[Task details]
Reproduce every entry below precisely; do not include the pictures.

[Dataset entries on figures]
----

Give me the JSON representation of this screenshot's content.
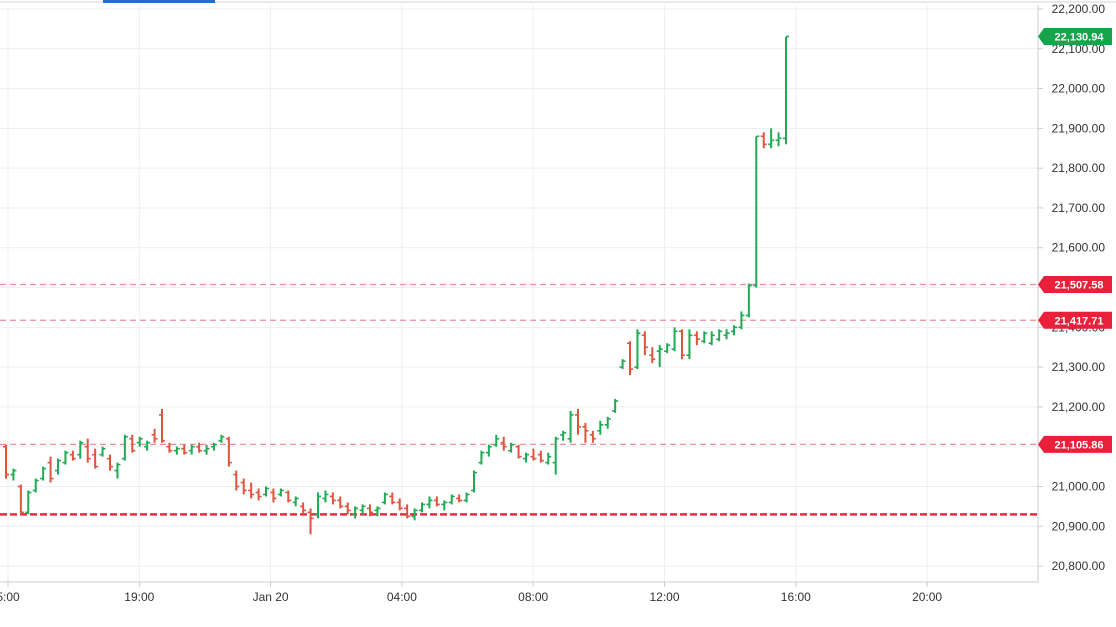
{
  "chart_data": {
    "type": "ohlc",
    "x_ticks": [
      "5:00",
      "19:00",
      "Jan 20",
      "04:00",
      "08:00",
      "12:00",
      "16:00",
      "20:00"
    ],
    "y_ticks": [
      "20,800.00",
      "20,900.00",
      "21,000.00",
      "21,100.00",
      "21,200.00",
      "21,300.00",
      "21,400.00",
      "21,500.00",
      "21,600.00",
      "21,700.00",
      "21,800.00",
      "21,900.00",
      "22,000.00",
      "22,100.00",
      "22,200.00"
    ],
    "ylim": [
      20760,
      22210
    ],
    "grid": true,
    "colors": {
      "up": "#1faa55",
      "down": "#e0533d",
      "level_line": "#f08a96",
      "support_line": "#e03040",
      "badge": "#e8203a",
      "last_badge": "#16a34a"
    },
    "levels": [
      {
        "value": 21507.58,
        "label": "21,507.58",
        "style": "dashed"
      },
      {
        "value": 21417.71,
        "label": "21,417.71",
        "style": "dashed"
      },
      {
        "value": 21105.86,
        "label": "21,105.86",
        "style": "dashed"
      },
      {
        "value": 20930,
        "label": "",
        "style": "bold-dashed"
      }
    ],
    "last_price": {
      "value": 22130.94,
      "label": "22,130.94"
    },
    "bars": [
      [
        21100,
        21105,
        21020,
        21030
      ],
      [
        21030,
        21045,
        21015,
        21040
      ],
      [
        21000,
        21005,
        20930,
        20935
      ],
      [
        20935,
        20990,
        20930,
        20985
      ],
      [
        20990,
        21020,
        20985,
        21015
      ],
      [
        21020,
        21050,
        21015,
        21045
      ],
      [
        21060,
        21075,
        21010,
        21020
      ],
      [
        21040,
        21070,
        21030,
        21065
      ],
      [
        21060,
        21090,
        21055,
        21085
      ],
      [
        21080,
        21090,
        21065,
        21070
      ],
      [
        21080,
        21115,
        21070,
        21110
      ],
      [
        21100,
        21120,
        21060,
        21070
      ],
      [
        21080,
        21095,
        21045,
        21050
      ],
      [
        21080,
        21100,
        21075,
        21095
      ],
      [
        21070,
        21080,
        21040,
        21050
      ],
      [
        21040,
        21060,
        21020,
        21055
      ],
      [
        21070,
        21130,
        21065,
        21125
      ],
      [
        21120,
        21130,
        21085,
        21090
      ],
      [
        21110,
        21125,
        21100,
        21120
      ],
      [
        21100,
        21115,
        21090,
        21110
      ],
      [
        21130,
        21145,
        21110,
        21120
      ],
      [
        21180,
        21195,
        21110,
        21115
      ],
      [
        21100,
        21110,
        21085,
        21090
      ],
      [
        21090,
        21100,
        21080,
        21095
      ],
      [
        21095,
        21105,
        21080,
        21085
      ],
      [
        21090,
        21105,
        21080,
        21100
      ],
      [
        21100,
        21110,
        21085,
        21090
      ],
      [
        21090,
        21105,
        21080,
        21095
      ],
      [
        21100,
        21110,
        21090,
        21105
      ],
      [
        21115,
        21130,
        21110,
        21125
      ],
      [
        21120,
        21125,
        21050,
        21060
      ],
      [
        21030,
        21040,
        20990,
        21000
      ],
      [
        21010,
        21020,
        20980,
        20990
      ],
      [
        20990,
        21010,
        20970,
        20980
      ],
      [
        20985,
        20995,
        20965,
        20975
      ],
      [
        20980,
        21000,
        20975,
        20995
      ],
      [
        20985,
        20995,
        20960,
        20970
      ],
      [
        20980,
        20995,
        20975,
        20990
      ],
      [
        20985,
        20990,
        20960,
        20965
      ],
      [
        20960,
        20975,
        20950,
        20970
      ],
      [
        20950,
        20960,
        20930,
        20940
      ],
      [
        20935,
        20945,
        20880,
        20920
      ],
      [
        20930,
        20985,
        20920,
        20975
      ],
      [
        20970,
        20990,
        20960,
        20980
      ],
      [
        20975,
        20985,
        20955,
        20965
      ],
      [
        20965,
        20975,
        20945,
        20950
      ],
      [
        20950,
        20960,
        20930,
        20940
      ],
      [
        20930,
        20950,
        20920,
        20945
      ],
      [
        20940,
        20955,
        20930,
        20950
      ],
      [
        20945,
        20955,
        20925,
        20935
      ],
      [
        20940,
        20950,
        20925,
        20945
      ],
      [
        20960,
        20985,
        20955,
        20980
      ],
      [
        20975,
        20985,
        20955,
        20960
      ],
      [
        20960,
        20970,
        20940,
        20945
      ],
      [
        20945,
        20955,
        20920,
        20925
      ],
      [
        20925,
        20945,
        20915,
        20940
      ],
      [
        20940,
        20960,
        20935,
        20955
      ],
      [
        20955,
        20975,
        20945,
        20965
      ],
      [
        20965,
        20975,
        20950,
        20955
      ],
      [
        20955,
        20965,
        20940,
        20960
      ],
      [
        20960,
        20980,
        20955,
        20975
      ],
      [
        20970,
        20980,
        20960,
        20965
      ],
      [
        20965,
        20985,
        20960,
        20980
      ],
      [
        20990,
        21040,
        20985,
        21035
      ],
      [
        21060,
        21090,
        21055,
        21085
      ],
      [
        21085,
        21105,
        21075,
        21100
      ],
      [
        21105,
        21130,
        21100,
        21120
      ],
      [
        21110,
        21125,
        21090,
        21100
      ],
      [
        21090,
        21110,
        21085,
        21105
      ],
      [
        21100,
        21105,
        21070,
        21075
      ],
      [
        21070,
        21085,
        21060,
        21080
      ],
      [
        21075,
        21095,
        21065,
        21070
      ],
      [
        21080,
        21090,
        21060,
        21065
      ],
      [
        21060,
        21085,
        21055,
        21075
      ],
      [
        21060,
        21125,
        21030,
        21120
      ],
      [
        21130,
        21140,
        21115,
        21135
      ],
      [
        21120,
        21190,
        21110,
        21180
      ],
      [
        21180,
        21195,
        21130,
        21150
      ],
      [
        21150,
        21160,
        21110,
        21140
      ],
      [
        21130,
        21140,
        21110,
        21120
      ],
      [
        21140,
        21165,
        21130,
        21155
      ],
      [
        21155,
        21175,
        21145,
        21170
      ],
      [
        21190,
        21220,
        21185,
        21215
      ],
      [
        21300,
        21320,
        21295,
        21315
      ],
      [
        21360,
        21365,
        21280,
        21295
      ],
      [
        21300,
        21395,
        21295,
        21385
      ],
      [
        21380,
        21390,
        21330,
        21350
      ],
      [
        21330,
        21350,
        21310,
        21320
      ],
      [
        21340,
        21355,
        21300,
        21345
      ],
      [
        21340,
        21360,
        21335,
        21355
      ],
      [
        21345,
        21400,
        21340,
        21390
      ],
      [
        21390,
        21395,
        21320,
        21330
      ],
      [
        21330,
        21395,
        21320,
        21380
      ],
      [
        21380,
        21390,
        21355,
        21370
      ],
      [
        21365,
        21390,
        21360,
        21385
      ],
      [
        21360,
        21390,
        21355,
        21380
      ],
      [
        21370,
        21395,
        21365,
        21390
      ],
      [
        21380,
        21395,
        21370,
        21385
      ],
      [
        21390,
        21405,
        21380,
        21400
      ],
      [
        21400,
        21440,
        21395,
        21430
      ],
      [
        21430,
        21510,
        21425,
        21505
      ],
      [
        21505,
        21880,
        21500,
        21880
      ],
      [
        21880,
        21890,
        21850,
        21860
      ],
      [
        21860,
        21900,
        21850,
        21870
      ],
      [
        21870,
        21890,
        21855,
        21875
      ],
      [
        21875,
        22130,
        21860,
        22130.94
      ]
    ]
  }
}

----

[Response to this task]
Give me the JSON representation of this screenshot's content.
{
  "chart_data": {
    "type": "ohlc",
    "x_ticks": [
      "5:00",
      "19:00",
      "Jan 20",
      "04:00",
      "08:00",
      "12:00",
      "16:00",
      "20:00"
    ],
    "y_ticks": [
      "20,800.00",
      "20,900.00",
      "21,000.00",
      "21,100.00",
      "21,200.00",
      "21,300.00",
      "21,400.00",
      "21,500.00",
      "21,600.00",
      "21,700.00",
      "21,800.00",
      "21,900.00",
      "22,000.00",
      "22,100.00",
      "22,200.00"
    ],
    "ylim": [
      20760,
      22210
    ],
    "grid": true,
    "colors": {
      "up": "#1faa55",
      "down": "#e0533d",
      "level_line": "#f08a96",
      "support_line": "#e03040",
      "badge": "#e8203a",
      "last_badge": "#16a34a"
    },
    "levels": [
      {
        "value": 21507.58,
        "label": "21,507.58",
        "style": "dashed"
      },
      {
        "value": 21417.71,
        "label": "21,417.71",
        "style": "dashed"
      },
      {
        "value": 21105.86,
        "label": "21,105.86",
        "style": "dashed"
      },
      {
        "value": 20930,
        "label": "",
        "style": "bold-dashed"
      }
    ],
    "last_price": {
      "value": 22130.94,
      "label": "22,130.94"
    },
    "bars": [
      [
        21100,
        21105,
        21020,
        21030
      ],
      [
        21030,
        21045,
        21015,
        21040
      ],
      [
        21000,
        21005,
        20930,
        20935
      ],
      [
        20935,
        20990,
        20930,
        20985
      ],
      [
        20990,
        21020,
        20985,
        21015
      ],
      [
        21020,
        21050,
        21015,
        21045
      ],
      [
        21060,
        21075,
        21010,
        21020
      ],
      [
        21040,
        21070,
        21030,
        21065
      ],
      [
        21060,
        21090,
        21055,
        21085
      ],
      [
        21080,
        21090,
        21065,
        21070
      ],
      [
        21080,
        21115,
        21070,
        21110
      ],
      [
        21100,
        21120,
        21060,
        21070
      ],
      [
        21080,
        21095,
        21045,
        21050
      ],
      [
        21080,
        21100,
        21075,
        21095
      ],
      [
        21070,
        21080,
        21040,
        21050
      ],
      [
        21040,
        21060,
        21020,
        21055
      ],
      [
        21070,
        21130,
        21065,
        21125
      ],
      [
        21120,
        21130,
        21085,
        21090
      ],
      [
        21110,
        21125,
        21100,
        21120
      ],
      [
        21100,
        21115,
        21090,
        21110
      ],
      [
        21130,
        21145,
        21110,
        21120
      ],
      [
        21180,
        21195,
        21110,
        21115
      ],
      [
        21100,
        21110,
        21085,
        21090
      ],
      [
        21090,
        21100,
        21080,
        21095
      ],
      [
        21095,
        21105,
        21080,
        21085
      ],
      [
        21090,
        21105,
        21080,
        21100
      ],
      [
        21100,
        21110,
        21085,
        21090
      ],
      [
        21090,
        21105,
        21080,
        21095
      ],
      [
        21100,
        21110,
        21090,
        21105
      ],
      [
        21115,
        21130,
        21110,
        21125
      ],
      [
        21120,
        21125,
        21050,
        21060
      ],
      [
        21030,
        21040,
        20990,
        21000
      ],
      [
        21010,
        21020,
        20980,
        20990
      ],
      [
        20990,
        21010,
        20970,
        20980
      ],
      [
        20985,
        20995,
        20965,
        20975
      ],
      [
        20980,
        21000,
        20975,
        20995
      ],
      [
        20985,
        20995,
        20960,
        20970
      ],
      [
        20980,
        20995,
        20975,
        20990
      ],
      [
        20985,
        20990,
        20960,
        20965
      ],
      [
        20960,
        20975,
        20950,
        20970
      ],
      [
        20950,
        20960,
        20930,
        20940
      ],
      [
        20935,
        20945,
        20880,
        20920
      ],
      [
        20930,
        20985,
        20920,
        20975
      ],
      [
        20970,
        20990,
        20960,
        20980
      ],
      [
        20975,
        20985,
        20955,
        20965
      ],
      [
        20965,
        20975,
        20945,
        20950
      ],
      [
        20950,
        20960,
        20930,
        20940
      ],
      [
        20930,
        20950,
        20920,
        20945
      ],
      [
        20940,
        20955,
        20930,
        20950
      ],
      [
        20945,
        20955,
        20925,
        20935
      ],
      [
        20940,
        20950,
        20925,
        20945
      ],
      [
        20960,
        20985,
        20955,
        20980
      ],
      [
        20975,
        20985,
        20955,
        20960
      ],
      [
        20960,
        20970,
        20940,
        20945
      ],
      [
        20945,
        20955,
        20920,
        20925
      ],
      [
        20925,
        20945,
        20915,
        20940
      ],
      [
        20940,
        20960,
        20935,
        20955
      ],
      [
        20955,
        20975,
        20945,
        20965
      ],
      [
        20965,
        20975,
        20950,
        20955
      ],
      [
        20955,
        20965,
        20940,
        20960
      ],
      [
        20960,
        20980,
        20955,
        20975
      ],
      [
        20970,
        20980,
        20960,
        20965
      ],
      [
        20965,
        20985,
        20960,
        20980
      ],
      [
        20990,
        21040,
        20985,
        21035
      ],
      [
        21060,
        21090,
        21055,
        21085
      ],
      [
        21085,
        21105,
        21075,
        21100
      ],
      [
        21105,
        21130,
        21100,
        21120
      ],
      [
        21110,
        21125,
        21090,
        21100
      ],
      [
        21090,
        21110,
        21085,
        21105
      ],
      [
        21100,
        21105,
        21070,
        21075
      ],
      [
        21070,
        21085,
        21060,
        21080
      ],
      [
        21075,
        21095,
        21065,
        21070
      ],
      [
        21080,
        21090,
        21060,
        21065
      ],
      [
        21060,
        21085,
        21055,
        21075
      ],
      [
        21060,
        21125,
        21030,
        21120
      ],
      [
        21130,
        21140,
        21115,
        21135
      ],
      [
        21120,
        21190,
        21110,
        21180
      ],
      [
        21180,
        21195,
        21130,
        21150
      ],
      [
        21150,
        21160,
        21110,
        21140
      ],
      [
        21130,
        21140,
        21110,
        21120
      ],
      [
        21140,
        21165,
        21130,
        21155
      ],
      [
        21155,
        21175,
        21145,
        21170
      ],
      [
        21190,
        21220,
        21185,
        21215
      ],
      [
        21300,
        21320,
        21295,
        21315
      ],
      [
        21360,
        21365,
        21280,
        21295
      ],
      [
        21300,
        21395,
        21295,
        21385
      ],
      [
        21380,
        21390,
        21330,
        21350
      ],
      [
        21330,
        21350,
        21310,
        21320
      ],
      [
        21340,
        21355,
        21300,
        21345
      ],
      [
        21340,
        21360,
        21335,
        21355
      ],
      [
        21345,
        21400,
        21340,
        21390
      ],
      [
        21390,
        21395,
        21320,
        21330
      ],
      [
        21330,
        21395,
        21320,
        21380
      ],
      [
        21380,
        21390,
        21355,
        21370
      ],
      [
        21365,
        21390,
        21360,
        21385
      ],
      [
        21360,
        21390,
        21355,
        21380
      ],
      [
        21370,
        21395,
        21365,
        21390
      ],
      [
        21380,
        21395,
        21370,
        21385
      ],
      [
        21390,
        21405,
        21380,
        21400
      ],
      [
        21400,
        21440,
        21395,
        21430
      ],
      [
        21430,
        21510,
        21425,
        21505
      ],
      [
        21505,
        21880,
        21500,
        21880
      ],
      [
        21880,
        21890,
        21850,
        21860
      ],
      [
        21860,
        21900,
        21850,
        21870
      ],
      [
        21870,
        21890,
        21855,
        21875
      ],
      [
        21875,
        22130,
        21860,
        22130.94
      ]
    ]
  }
}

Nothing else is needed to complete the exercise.